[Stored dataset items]
■ ■ ■ ■ ■ ■ ■

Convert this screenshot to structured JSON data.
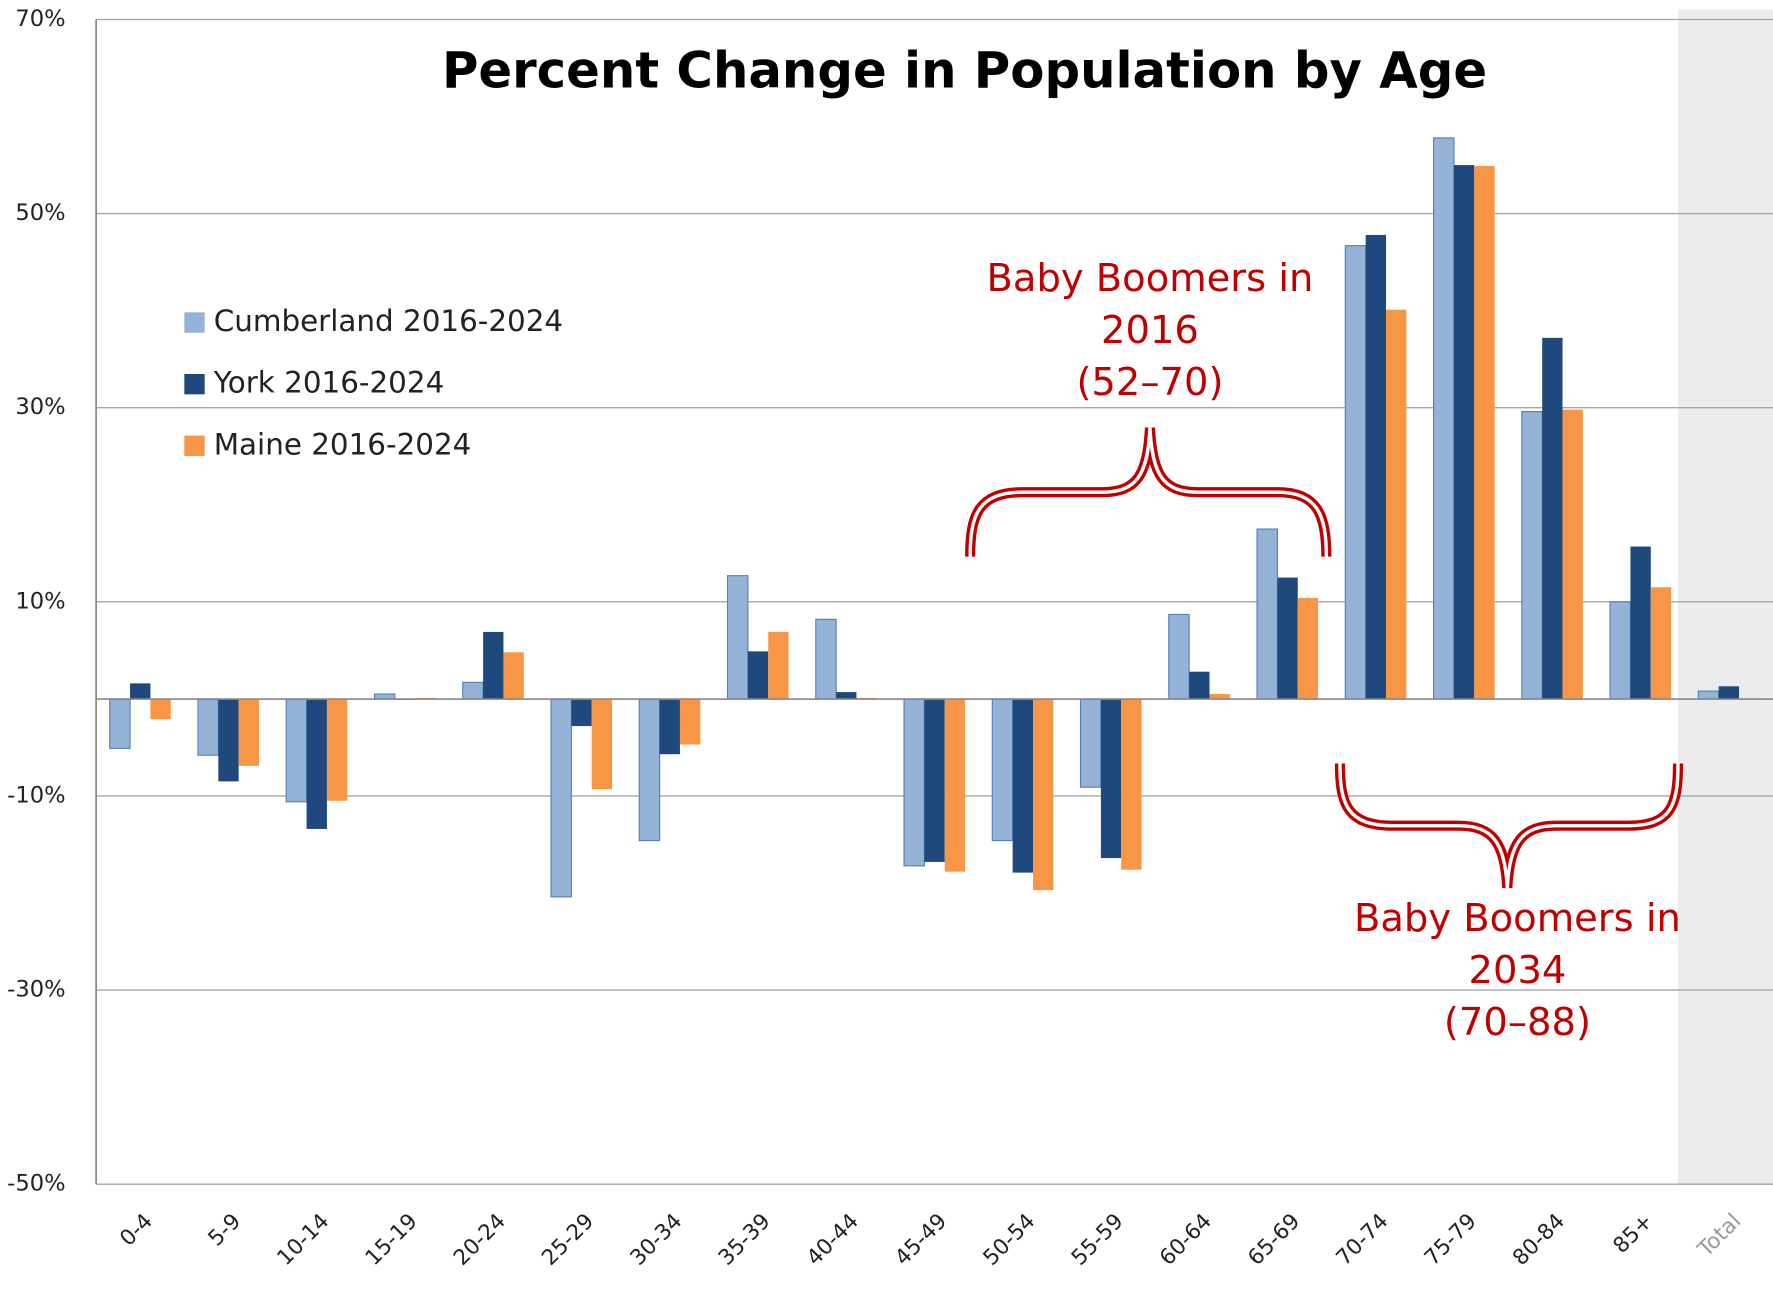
{
  "chart_data": {
    "type": "bar",
    "title": "Percent Change in Population by Age",
    "categories": [
      "0-4",
      "5-9",
      "10-14",
      "15-19",
      "20-24",
      "25-29",
      "30-34",
      "35-39",
      "40-44",
      "45-49",
      "50-54",
      "55-59",
      "60-64",
      "65-69",
      "70-74",
      "75-79",
      "80-84",
      "85+",
      "Total"
    ],
    "series": [
      {
        "name": "Cumberland 2016-2024",
        "color": "#95b3d7",
        "values": [
          -5.1,
          -5.8,
          -10.6,
          0.5,
          1.7,
          -20.4,
          -14.6,
          12.7,
          8.2,
          -17.2,
          -14.6,
          -9.1,
          8.7,
          17.5,
          46.7,
          57.8,
          29.6,
          10.0,
          0.8
        ]
      },
      {
        "name": "York 2016-2024",
        "color": "#1f497d",
        "values": [
          1.6,
          -8.5,
          -13.4,
          -0.1,
          6.9,
          -2.8,
          -5.7,
          4.9,
          0.7,
          -16.8,
          -17.9,
          -16.4,
          2.8,
          12.5,
          47.8,
          55.0,
          37.2,
          15.7,
          1.3
        ]
      },
      {
        "name": "Maine 2016-2024",
        "color": "#f79646",
        "values": [
          -2.1,
          -6.9,
          -10.5,
          0.1,
          4.8,
          -9.3,
          -4.7,
          6.9,
          0.1,
          -17.8,
          -19.7,
          -17.6,
          0.5,
          10.4,
          40.1,
          54.9,
          29.8,
          11.5,
          -0.1
        ]
      }
    ],
    "ylim": [
      -50,
      70
    ],
    "yticks": [
      {
        "value": -50,
        "label": "-50%"
      },
      {
        "value": -30,
        "label": "-30%"
      },
      {
        "value": -10,
        "label": "-10%"
      },
      {
        "value": 10,
        "label": "10%"
      },
      {
        "value": 30,
        "label": "30%"
      },
      {
        "value": 50,
        "label": "50%"
      },
      {
        "value": 70,
        "label": "70%"
      }
    ],
    "grid": true,
    "legend": "left",
    "annotations": [
      {
        "lines": [
          "Baby Boomers in",
          "2016",
          "(52–70)"
        ]
      },
      {
        "lines": [
          "Baby Boomers in",
          "2034",
          "(70–88)"
        ]
      }
    ]
  }
}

■ ■ ■ ■ ■ ■ ■

**DIRECTIONS FOR THIS TASK**
List all lines from the entries that include the word "color".

**PROBLEM SOLUTION**
        "color": "#95b3d7",
        "color": "#1f497d",
        "color": "#f79646",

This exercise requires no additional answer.